--- Record set ---

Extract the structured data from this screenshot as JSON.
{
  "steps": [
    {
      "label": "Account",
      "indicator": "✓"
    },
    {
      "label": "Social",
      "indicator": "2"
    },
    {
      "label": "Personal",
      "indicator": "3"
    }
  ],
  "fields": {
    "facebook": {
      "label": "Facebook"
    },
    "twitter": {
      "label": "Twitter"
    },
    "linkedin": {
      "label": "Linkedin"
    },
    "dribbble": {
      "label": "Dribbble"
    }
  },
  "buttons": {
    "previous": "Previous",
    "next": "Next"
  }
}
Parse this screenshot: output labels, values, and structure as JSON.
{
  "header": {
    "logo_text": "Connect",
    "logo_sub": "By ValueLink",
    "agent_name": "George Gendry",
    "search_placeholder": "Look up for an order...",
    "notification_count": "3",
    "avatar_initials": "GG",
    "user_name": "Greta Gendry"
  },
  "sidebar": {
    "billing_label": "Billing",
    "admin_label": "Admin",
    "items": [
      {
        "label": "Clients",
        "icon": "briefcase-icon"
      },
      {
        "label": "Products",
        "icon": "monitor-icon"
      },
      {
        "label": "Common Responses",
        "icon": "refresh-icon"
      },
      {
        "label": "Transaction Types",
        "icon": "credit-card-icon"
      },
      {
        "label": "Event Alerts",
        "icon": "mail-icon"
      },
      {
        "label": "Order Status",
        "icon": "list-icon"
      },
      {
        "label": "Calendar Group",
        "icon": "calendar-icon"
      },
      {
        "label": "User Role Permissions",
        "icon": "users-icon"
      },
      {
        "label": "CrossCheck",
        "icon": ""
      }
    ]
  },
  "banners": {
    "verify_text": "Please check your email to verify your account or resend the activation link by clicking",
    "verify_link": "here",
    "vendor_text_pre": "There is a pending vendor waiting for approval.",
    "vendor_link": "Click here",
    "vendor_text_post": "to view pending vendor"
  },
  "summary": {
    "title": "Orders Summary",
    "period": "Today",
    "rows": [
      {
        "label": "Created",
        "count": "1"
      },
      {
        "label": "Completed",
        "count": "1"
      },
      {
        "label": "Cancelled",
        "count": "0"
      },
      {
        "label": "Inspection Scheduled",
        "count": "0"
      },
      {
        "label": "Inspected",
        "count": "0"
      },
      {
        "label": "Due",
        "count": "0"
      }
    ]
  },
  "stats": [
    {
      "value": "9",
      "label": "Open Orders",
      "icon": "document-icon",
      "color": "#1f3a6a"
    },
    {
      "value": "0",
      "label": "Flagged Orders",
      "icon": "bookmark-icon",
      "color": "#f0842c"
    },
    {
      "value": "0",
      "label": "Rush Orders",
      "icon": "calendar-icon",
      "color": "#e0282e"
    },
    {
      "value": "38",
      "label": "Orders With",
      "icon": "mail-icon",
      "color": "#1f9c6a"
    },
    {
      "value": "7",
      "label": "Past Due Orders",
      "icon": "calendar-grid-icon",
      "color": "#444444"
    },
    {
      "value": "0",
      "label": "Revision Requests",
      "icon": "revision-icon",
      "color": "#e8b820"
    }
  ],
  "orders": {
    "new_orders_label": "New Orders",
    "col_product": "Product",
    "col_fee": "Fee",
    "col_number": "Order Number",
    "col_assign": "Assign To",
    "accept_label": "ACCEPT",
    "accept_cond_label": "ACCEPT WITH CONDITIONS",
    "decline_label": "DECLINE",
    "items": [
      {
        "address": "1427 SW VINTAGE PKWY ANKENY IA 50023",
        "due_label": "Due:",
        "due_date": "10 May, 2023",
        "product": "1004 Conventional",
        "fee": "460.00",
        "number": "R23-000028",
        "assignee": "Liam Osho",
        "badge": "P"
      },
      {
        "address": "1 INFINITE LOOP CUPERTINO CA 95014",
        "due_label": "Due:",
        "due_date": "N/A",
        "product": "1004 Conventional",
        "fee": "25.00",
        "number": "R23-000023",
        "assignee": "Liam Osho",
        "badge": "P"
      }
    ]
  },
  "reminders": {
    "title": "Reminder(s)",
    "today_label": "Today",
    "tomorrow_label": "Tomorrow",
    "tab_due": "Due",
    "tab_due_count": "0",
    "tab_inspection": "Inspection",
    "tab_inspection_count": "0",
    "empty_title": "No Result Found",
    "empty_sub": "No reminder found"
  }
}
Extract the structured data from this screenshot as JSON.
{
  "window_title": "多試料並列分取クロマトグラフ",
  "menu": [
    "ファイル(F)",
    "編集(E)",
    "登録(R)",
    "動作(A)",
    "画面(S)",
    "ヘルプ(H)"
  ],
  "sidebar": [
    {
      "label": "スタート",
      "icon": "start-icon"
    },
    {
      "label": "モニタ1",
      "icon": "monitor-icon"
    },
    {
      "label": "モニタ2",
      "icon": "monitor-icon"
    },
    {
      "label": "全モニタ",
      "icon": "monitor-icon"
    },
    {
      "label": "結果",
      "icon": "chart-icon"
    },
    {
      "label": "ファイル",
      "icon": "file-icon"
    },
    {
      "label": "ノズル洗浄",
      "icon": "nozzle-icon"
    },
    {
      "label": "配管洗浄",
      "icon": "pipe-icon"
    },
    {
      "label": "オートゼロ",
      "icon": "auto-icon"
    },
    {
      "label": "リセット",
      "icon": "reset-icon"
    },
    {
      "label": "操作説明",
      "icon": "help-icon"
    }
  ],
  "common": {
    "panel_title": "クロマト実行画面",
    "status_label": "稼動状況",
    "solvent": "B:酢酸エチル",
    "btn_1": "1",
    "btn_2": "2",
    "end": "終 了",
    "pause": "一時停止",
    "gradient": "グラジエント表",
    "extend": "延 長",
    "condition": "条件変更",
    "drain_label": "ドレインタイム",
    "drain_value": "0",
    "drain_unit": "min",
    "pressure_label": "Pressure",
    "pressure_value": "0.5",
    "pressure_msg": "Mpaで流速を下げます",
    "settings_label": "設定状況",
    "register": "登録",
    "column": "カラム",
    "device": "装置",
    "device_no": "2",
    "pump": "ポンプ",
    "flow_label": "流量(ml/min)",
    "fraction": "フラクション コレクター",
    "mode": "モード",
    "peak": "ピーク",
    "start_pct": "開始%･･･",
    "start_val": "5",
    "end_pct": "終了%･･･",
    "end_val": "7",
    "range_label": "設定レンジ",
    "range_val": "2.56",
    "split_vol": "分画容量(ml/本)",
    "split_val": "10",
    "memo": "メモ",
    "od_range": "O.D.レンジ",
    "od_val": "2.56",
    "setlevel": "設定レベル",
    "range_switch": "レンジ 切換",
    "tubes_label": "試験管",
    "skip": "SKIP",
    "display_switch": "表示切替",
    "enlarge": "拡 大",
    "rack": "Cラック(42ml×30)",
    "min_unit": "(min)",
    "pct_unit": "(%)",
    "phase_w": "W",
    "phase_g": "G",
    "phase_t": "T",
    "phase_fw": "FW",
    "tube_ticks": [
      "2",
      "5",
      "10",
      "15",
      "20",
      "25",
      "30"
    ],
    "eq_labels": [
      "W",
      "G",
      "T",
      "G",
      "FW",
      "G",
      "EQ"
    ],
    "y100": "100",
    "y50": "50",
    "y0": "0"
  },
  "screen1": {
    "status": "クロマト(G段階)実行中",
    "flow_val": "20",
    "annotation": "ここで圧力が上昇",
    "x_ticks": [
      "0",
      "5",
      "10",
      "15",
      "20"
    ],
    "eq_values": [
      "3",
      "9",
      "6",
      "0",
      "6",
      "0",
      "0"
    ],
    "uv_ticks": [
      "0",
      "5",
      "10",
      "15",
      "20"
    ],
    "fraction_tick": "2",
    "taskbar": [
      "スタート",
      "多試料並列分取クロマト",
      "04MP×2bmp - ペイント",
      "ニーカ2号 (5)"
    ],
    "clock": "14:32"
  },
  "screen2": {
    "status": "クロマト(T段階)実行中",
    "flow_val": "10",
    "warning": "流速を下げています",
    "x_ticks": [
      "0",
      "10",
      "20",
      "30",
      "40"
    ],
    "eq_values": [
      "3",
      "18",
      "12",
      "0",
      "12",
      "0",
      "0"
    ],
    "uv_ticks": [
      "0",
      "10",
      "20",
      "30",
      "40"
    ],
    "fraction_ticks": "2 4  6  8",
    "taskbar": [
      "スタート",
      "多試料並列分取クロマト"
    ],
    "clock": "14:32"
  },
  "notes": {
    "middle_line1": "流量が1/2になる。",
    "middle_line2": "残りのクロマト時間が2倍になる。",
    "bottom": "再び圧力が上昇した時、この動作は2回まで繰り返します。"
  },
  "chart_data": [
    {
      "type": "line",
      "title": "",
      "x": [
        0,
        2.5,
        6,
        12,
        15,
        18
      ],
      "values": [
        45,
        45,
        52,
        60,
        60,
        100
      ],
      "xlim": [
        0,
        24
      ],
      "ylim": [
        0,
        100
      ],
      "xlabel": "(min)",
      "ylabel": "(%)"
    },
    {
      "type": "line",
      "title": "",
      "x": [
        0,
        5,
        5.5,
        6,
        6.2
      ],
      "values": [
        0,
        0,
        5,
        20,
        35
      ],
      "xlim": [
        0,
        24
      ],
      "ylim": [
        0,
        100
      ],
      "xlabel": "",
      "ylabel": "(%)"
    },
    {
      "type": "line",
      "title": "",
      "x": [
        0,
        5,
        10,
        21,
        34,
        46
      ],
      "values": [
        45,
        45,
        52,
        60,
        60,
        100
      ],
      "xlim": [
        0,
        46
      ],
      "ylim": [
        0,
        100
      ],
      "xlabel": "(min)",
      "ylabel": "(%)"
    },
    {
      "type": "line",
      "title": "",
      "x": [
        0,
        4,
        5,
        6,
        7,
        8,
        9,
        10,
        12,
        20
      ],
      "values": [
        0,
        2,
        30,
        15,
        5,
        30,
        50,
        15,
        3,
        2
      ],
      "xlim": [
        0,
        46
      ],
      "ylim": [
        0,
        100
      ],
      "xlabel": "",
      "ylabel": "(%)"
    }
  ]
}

---

Identify the lines of the data that contain the word "pending". Copy each of them.

    "vendor_text_pre": "There is a pending vendor waiting for approval.",
    "vendor_text_post": "to view pending vendor"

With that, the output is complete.